— Task to carry out —
All of the data should be output character for character, except the pictures.

>> BEGIN

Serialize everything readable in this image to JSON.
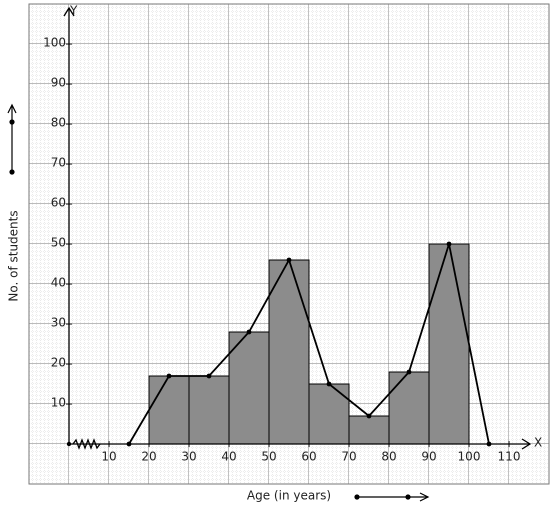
{
  "chart_data": {
    "type": "histogram",
    "y_axis_name": "Y",
    "x_axis_name": "X",
    "ylabel": "No. of students",
    "xlabel": "Age (in years)",
    "bins": [
      20,
      30,
      40,
      50,
      60,
      70,
      80,
      90,
      100
    ],
    "values": [
      17,
      17,
      28,
      46,
      15,
      7,
      18,
      50
    ],
    "color": "#8c8c8c",
    "polygon": {
      "x": [
        15,
        25,
        35,
        45,
        55,
        65,
        75,
        85,
        95,
        105
      ],
      "values": [
        0,
        17,
        17,
        28,
        46,
        15,
        7,
        18,
        50,
        0
      ],
      "color": "#000000"
    },
    "xlim": [
      -10,
      120
    ],
    "ylim": [
      -10,
      110
    ],
    "xticks": [
      10,
      20,
      30,
      40,
      50,
      60,
      70,
      80,
      90,
      100,
      110
    ],
    "yticks": [
      10,
      20,
      30,
      40,
      50,
      60,
      70,
      80,
      90,
      100
    ]
  }
}
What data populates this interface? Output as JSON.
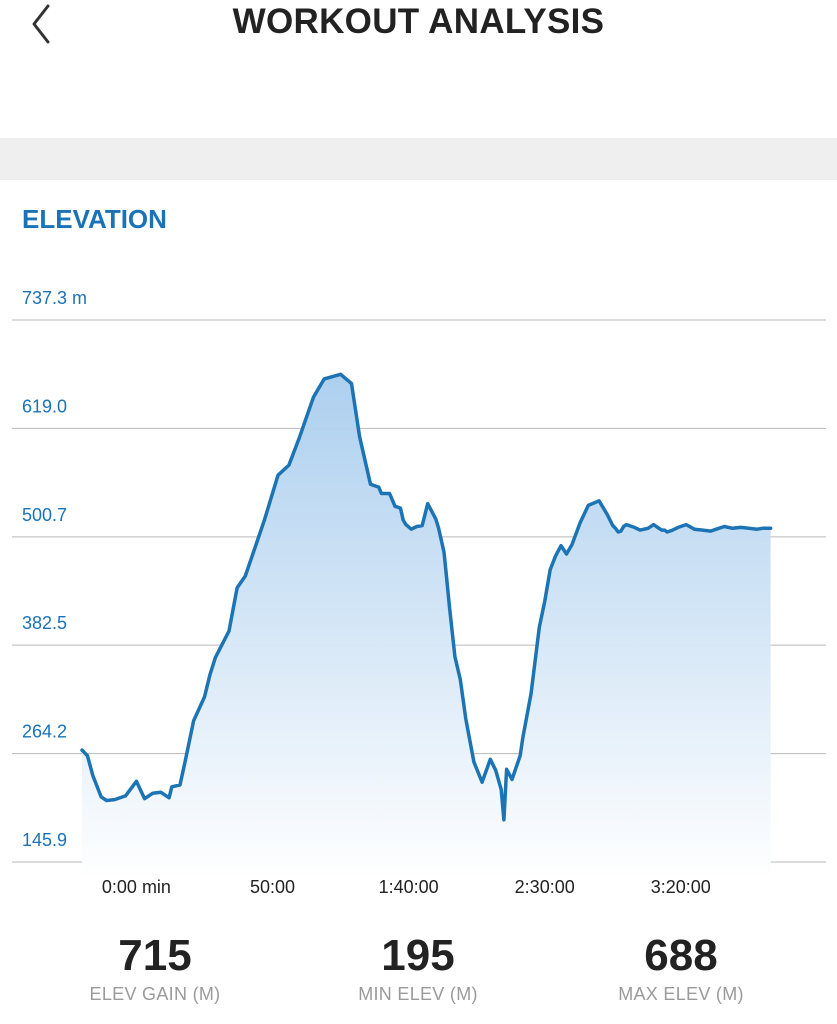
{
  "header": {
    "title": "WORKOUT ANALYSIS",
    "back_icon": "chevron-left-icon"
  },
  "section": {
    "title": "ELEVATION"
  },
  "colors": {
    "accent": "#1a73b8",
    "line": "#1c74b4",
    "fill_top": "#aecfee",
    "grid": "#b9b9b9",
    "text_dark": "#222222",
    "text_muted": "#9a9a9a"
  },
  "chart_data": {
    "type": "area",
    "title": "ELEVATION",
    "y_tick_labels": [
      "737.3 m",
      "619.0",
      "500.7",
      "382.5",
      "264.2",
      "145.9"
    ],
    "y_ticks": [
      737.3,
      619.0,
      500.7,
      382.5,
      264.2,
      145.9
    ],
    "ylim": [
      145.9,
      737.3
    ],
    "x_tick_labels": [
      "0:00 min",
      "50:00",
      "1:40:00",
      "2:30:00",
      "3:20:00"
    ],
    "x_ticks_minutes": [
      0,
      50,
      100,
      150,
      200
    ],
    "xlim_minutes": [
      -20,
      246
    ],
    "grid": true,
    "series": [
      {
        "x": [
          -20,
          -18,
          -16,
          -13,
          -11,
          -8,
          -4,
          0,
          3,
          6,
          9,
          12,
          13,
          16,
          18,
          21,
          25,
          27,
          29,
          34,
          37,
          40,
          47,
          52,
          56,
          60,
          65,
          69,
          75,
          79,
          82,
          86,
          89,
          90,
          93,
          95,
          97,
          98,
          99,
          101,
          103,
          105,
          107,
          110,
          111,
          113,
          114,
          115,
          117,
          119,
          121,
          124,
          127,
          130,
          132,
          134,
          135,
          136,
          138,
          141,
          142,
          145,
          148,
          150,
          152,
          154,
          156,
          158,
          160,
          163,
          166,
          170,
          173,
          175,
          176,
          177,
          178,
          179,
          180,
          182,
          183,
          185,
          188,
          190,
          191,
          192,
          193,
          194,
          195,
          197,
          199,
          202,
          205,
          208,
          211,
          213,
          216,
          219,
          222,
          225,
          228,
          230,
          233
        ],
        "y": [
          268,
          262,
          240,
          217,
          213,
          214,
          218,
          234,
          215,
          221,
          222,
          216,
          228,
          230,
          257,
          300,
          326,
          350,
          369,
          398,
          445,
          458,
          519,
          568,
          579,
          610,
          653,
          673,
          678,
          668,
          610,
          558,
          555,
          548,
          548,
          534,
          532,
          519,
          514,
          509,
          512,
          513,
          537,
          520,
          510,
          484,
          455,
          425,
          370,
          345,
          302,
          255,
          233,
          258,
          246,
          225,
          192,
          247,
          236,
          262,
          282,
          330,
          402,
          430,
          465,
          480,
          491,
          482,
          492,
          516,
          535,
          540,
          525,
          513,
          510,
          506,
          507,
          512,
          514,
          512,
          511,
          508,
          510,
          514,
          512,
          510,
          508,
          508,
          506,
          508,
          511,
          514,
          509,
          508,
          507,
          509,
          512,
          510,
          511,
          510,
          509,
          510,
          510
        ]
      }
    ]
  },
  "stats": [
    {
      "value": "715",
      "label": "ELEV GAIN (M)"
    },
    {
      "value": "195",
      "label": "MIN ELEV (M)"
    },
    {
      "value": "688",
      "label": "MAX ELEV (M)"
    }
  ]
}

>> END

— Response to this exercise —
Serialize everything readable in this image to JSON.
{
  "chart_data": {
    "type": "histogram",
    "y_axis_name": "Y",
    "x_axis_name": "X",
    "ylabel": "No. of students",
    "xlabel": "Age (in years)",
    "bins": [
      20,
      30,
      40,
      50,
      60,
      70,
      80,
      90,
      100
    ],
    "values": [
      17,
      17,
      28,
      46,
      15,
      7,
      18,
      50
    ],
    "color": "#8c8c8c",
    "polygon": {
      "x": [
        15,
        25,
        35,
        45,
        55,
        65,
        75,
        85,
        95,
        105
      ],
      "values": [
        0,
        17,
        17,
        28,
        46,
        15,
        7,
        18,
        50,
        0
      ],
      "color": "#000000"
    },
    "xlim": [
      -10,
      120
    ],
    "ylim": [
      -10,
      110
    ],
    "xticks": [
      10,
      20,
      30,
      40,
      50,
      60,
      70,
      80,
      90,
      100,
      110
    ],
    "yticks": [
      10,
      20,
      30,
      40,
      50,
      60,
      70,
      80,
      90,
      100
    ]
  }
}
What data populates this interface? Output as JSON.
{
  "header": {
    "title": "WORKOUT ANALYSIS",
    "back_icon": "chevron-left-icon"
  },
  "section": {
    "title": "ELEVATION"
  },
  "colors": {
    "accent": "#1a73b8",
    "line": "#1c74b4",
    "fill_top": "#aecfee",
    "grid": "#b9b9b9",
    "text_dark": "#222222",
    "text_muted": "#9a9a9a"
  },
  "chart_data": {
    "type": "area",
    "title": "ELEVATION",
    "y_tick_labels": [
      "737.3 m",
      "619.0",
      "500.7",
      "382.5",
      "264.2",
      "145.9"
    ],
    "y_ticks": [
      737.3,
      619.0,
      500.7,
      382.5,
      264.2,
      145.9
    ],
    "ylim": [
      145.9,
      737.3
    ],
    "x_tick_labels": [
      "0:00 min",
      "50:00",
      "1:40:00",
      "2:30:00",
      "3:20:00"
    ],
    "x_ticks_minutes": [
      0,
      50,
      100,
      150,
      200
    ],
    "xlim_minutes": [
      -20,
      246
    ],
    "grid": true,
    "series": [
      {
        "x": [
          -20,
          -18,
          -16,
          -13,
          -11,
          -8,
          -4,
          0,
          3,
          6,
          9,
          12,
          13,
          16,
          18,
          21,
          25,
          27,
          29,
          34,
          37,
          40,
          47,
          52,
          56,
          60,
          65,
          69,
          75,
          79,
          82,
          86,
          89,
          90,
          93,
          95,
          97,
          98,
          99,
          101,
          103,
          105,
          107,
          110,
          111,
          113,
          114,
          115,
          117,
          119,
          121,
          124,
          127,
          130,
          132,
          134,
          135,
          136,
          138,
          141,
          142,
          145,
          148,
          150,
          152,
          154,
          156,
          158,
          160,
          163,
          166,
          170,
          173,
          175,
          176,
          177,
          178,
          179,
          180,
          182,
          183,
          185,
          188,
          190,
          191,
          192,
          193,
          194,
          195,
          197,
          199,
          202,
          205,
          208,
          211,
          213,
          216,
          219,
          222,
          225,
          228,
          230,
          233
        ],
        "y": [
          268,
          262,
          240,
          217,
          213,
          214,
          218,
          234,
          215,
          221,
          222,
          216,
          228,
          230,
          257,
          300,
          326,
          350,
          369,
          398,
          445,
          458,
          519,
          568,
          579,
          610,
          653,
          673,
          678,
          668,
          610,
          558,
          555,
          548,
          548,
          534,
          532,
          519,
          514,
          509,
          512,
          513,
          537,
          520,
          510,
          484,
          455,
          425,
          370,
          345,
          302,
          255,
          233,
          258,
          246,
          225,
          192,
          247,
          236,
          262,
          282,
          330,
          402,
          430,
          465,
          480,
          491,
          482,
          492,
          516,
          535,
          540,
          525,
          513,
          510,
          506,
          507,
          512,
          514,
          512,
          511,
          508,
          510,
          514,
          512,
          510,
          508,
          508,
          506,
          508,
          511,
          514,
          509,
          508,
          507,
          509,
          512,
          510,
          511,
          510,
          509,
          510,
          510
        ]
      }
    ]
  },
  "stats": [
    {
      "value": "715",
      "label": "ELEV GAIN (M)"
    },
    {
      "value": "195",
      "label": "MIN ELEV (M)"
    },
    {
      "value": "688",
      "label": "MAX ELEV (M)"
    }
  ]
}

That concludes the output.